# PROBLEM TO SOLVE
Reproduce the records below with each "crop-mark" changed to "trim-mark" and nothing else altered.

------ DATA FOR THE TASK ------

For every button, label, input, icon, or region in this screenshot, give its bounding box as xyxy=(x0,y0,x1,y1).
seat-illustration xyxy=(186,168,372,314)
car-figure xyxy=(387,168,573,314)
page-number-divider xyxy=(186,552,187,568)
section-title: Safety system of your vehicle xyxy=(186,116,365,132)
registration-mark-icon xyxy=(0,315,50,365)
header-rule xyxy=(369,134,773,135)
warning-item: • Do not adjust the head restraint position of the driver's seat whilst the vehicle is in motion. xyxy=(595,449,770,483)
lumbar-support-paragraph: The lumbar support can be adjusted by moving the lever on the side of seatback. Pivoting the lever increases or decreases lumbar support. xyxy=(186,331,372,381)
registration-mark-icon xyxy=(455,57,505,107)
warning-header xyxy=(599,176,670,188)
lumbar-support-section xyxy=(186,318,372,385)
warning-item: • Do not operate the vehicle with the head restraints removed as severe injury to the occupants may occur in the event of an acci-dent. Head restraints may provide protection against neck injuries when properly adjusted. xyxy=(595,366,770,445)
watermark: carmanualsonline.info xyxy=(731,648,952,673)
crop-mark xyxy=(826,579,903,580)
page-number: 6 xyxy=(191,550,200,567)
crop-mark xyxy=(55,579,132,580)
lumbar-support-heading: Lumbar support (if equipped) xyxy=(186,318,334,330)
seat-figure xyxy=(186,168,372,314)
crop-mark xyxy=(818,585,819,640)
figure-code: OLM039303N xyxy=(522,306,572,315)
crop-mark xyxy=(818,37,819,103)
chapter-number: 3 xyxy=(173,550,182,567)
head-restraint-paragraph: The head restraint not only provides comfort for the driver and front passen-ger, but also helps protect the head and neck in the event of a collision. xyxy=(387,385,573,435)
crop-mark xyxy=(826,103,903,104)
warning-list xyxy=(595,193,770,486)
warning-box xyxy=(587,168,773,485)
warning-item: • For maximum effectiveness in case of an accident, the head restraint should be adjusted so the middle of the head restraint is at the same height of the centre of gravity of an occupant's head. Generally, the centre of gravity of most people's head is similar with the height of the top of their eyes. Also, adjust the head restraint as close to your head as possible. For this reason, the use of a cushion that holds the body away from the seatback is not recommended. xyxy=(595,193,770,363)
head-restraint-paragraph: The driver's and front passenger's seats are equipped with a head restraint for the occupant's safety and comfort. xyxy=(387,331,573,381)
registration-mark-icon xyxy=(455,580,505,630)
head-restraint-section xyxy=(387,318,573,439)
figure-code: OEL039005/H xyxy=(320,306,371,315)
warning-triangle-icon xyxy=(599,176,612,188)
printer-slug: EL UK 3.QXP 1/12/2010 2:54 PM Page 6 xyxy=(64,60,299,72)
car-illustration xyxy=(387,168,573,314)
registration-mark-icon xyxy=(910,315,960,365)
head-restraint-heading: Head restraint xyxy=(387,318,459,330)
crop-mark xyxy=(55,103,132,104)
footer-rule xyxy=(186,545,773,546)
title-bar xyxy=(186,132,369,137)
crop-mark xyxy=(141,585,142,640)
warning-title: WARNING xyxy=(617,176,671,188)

------

# FULL OUTPUT
For every button, label, input, icon, or region in this screenshot, give its bounding box as xyxy=(x0,y0,x1,y1).
seat-illustration xyxy=(186,168,372,314)
car-figure xyxy=(387,168,573,314)
page-number-divider xyxy=(186,552,187,568)
section-title: Safety system of your vehicle xyxy=(186,116,365,132)
registration-mark-icon xyxy=(0,315,50,365)
header-rule xyxy=(369,134,773,135)
warning-item: • Do not adjust the head restraint position of the driver's seat whilst the vehicle is in motion. xyxy=(595,449,770,483)
lumbar-support-paragraph: The lumbar support can be adjusted by moving the lever on the side of seatback. Pivoting the lever increases or decreases lumbar support. xyxy=(186,331,372,381)
registration-mark-icon xyxy=(455,57,505,107)
warning-header xyxy=(599,176,670,188)
lumbar-support-section xyxy=(186,318,372,385)
warning-item: • Do not operate the vehicle with the head restraints removed as severe injury to the occupants may occur in the event of an acci-dent. Head restraints may provide protection against neck injuries when properly adjusted. xyxy=(595,366,770,445)
watermark: carmanualsonline.info xyxy=(731,648,952,673)
trim-mark xyxy=(826,579,903,580)
page-number: 6 xyxy=(191,550,200,567)
trim-mark xyxy=(55,579,132,580)
lumbar-support-heading: Lumbar support (if equipped) xyxy=(186,318,334,330)
seat-figure xyxy=(186,168,372,314)
trim-mark xyxy=(818,585,819,640)
figure-code: OLM039303N xyxy=(522,306,572,315)
trim-mark xyxy=(818,37,819,103)
chapter-number: 3 xyxy=(173,550,182,567)
head-restraint-paragraph: The head restraint not only provides comfort for the driver and front passen-ger, but also helps protect the head and neck in the event of a collision. xyxy=(387,385,573,435)
trim-mark xyxy=(826,103,903,104)
warning-list xyxy=(595,193,770,486)
warning-box xyxy=(587,168,773,485)
warning-item: • For maximum effectiveness in case of an accident, the head restraint should be adjusted so the middle of the head restraint is at the same height of the centre of gravity of an occupant's head. Generally, the centre of gravity of most people's head is similar with the height of the top of their eyes. Also, adjust the head restraint as close to your head as possible. For this reason, the use of a cushion that holds the body away from the seatback is not recommended. xyxy=(595,193,770,363)
head-restraint-paragraph: The driver's and front passenger's seats are equipped with a head restraint for the occupant's safety and comfort. xyxy=(387,331,573,381)
registration-mark-icon xyxy=(455,580,505,630)
head-restraint-section xyxy=(387,318,573,439)
figure-code: OEL039005/H xyxy=(320,306,371,315)
warning-triangle-icon xyxy=(599,176,612,188)
printer-slug: EL UK 3.QXP 1/12/2010 2:54 PM Page 6 xyxy=(64,60,299,72)
car-illustration xyxy=(387,168,573,314)
registration-mark-icon xyxy=(910,315,960,365)
head-restraint-heading: Head restraint xyxy=(387,318,459,330)
trim-mark xyxy=(55,103,132,104)
footer-rule xyxy=(186,545,773,546)
title-bar xyxy=(186,132,369,137)
trim-mark xyxy=(141,585,142,640)
warning-title: WARNING xyxy=(617,176,671,188)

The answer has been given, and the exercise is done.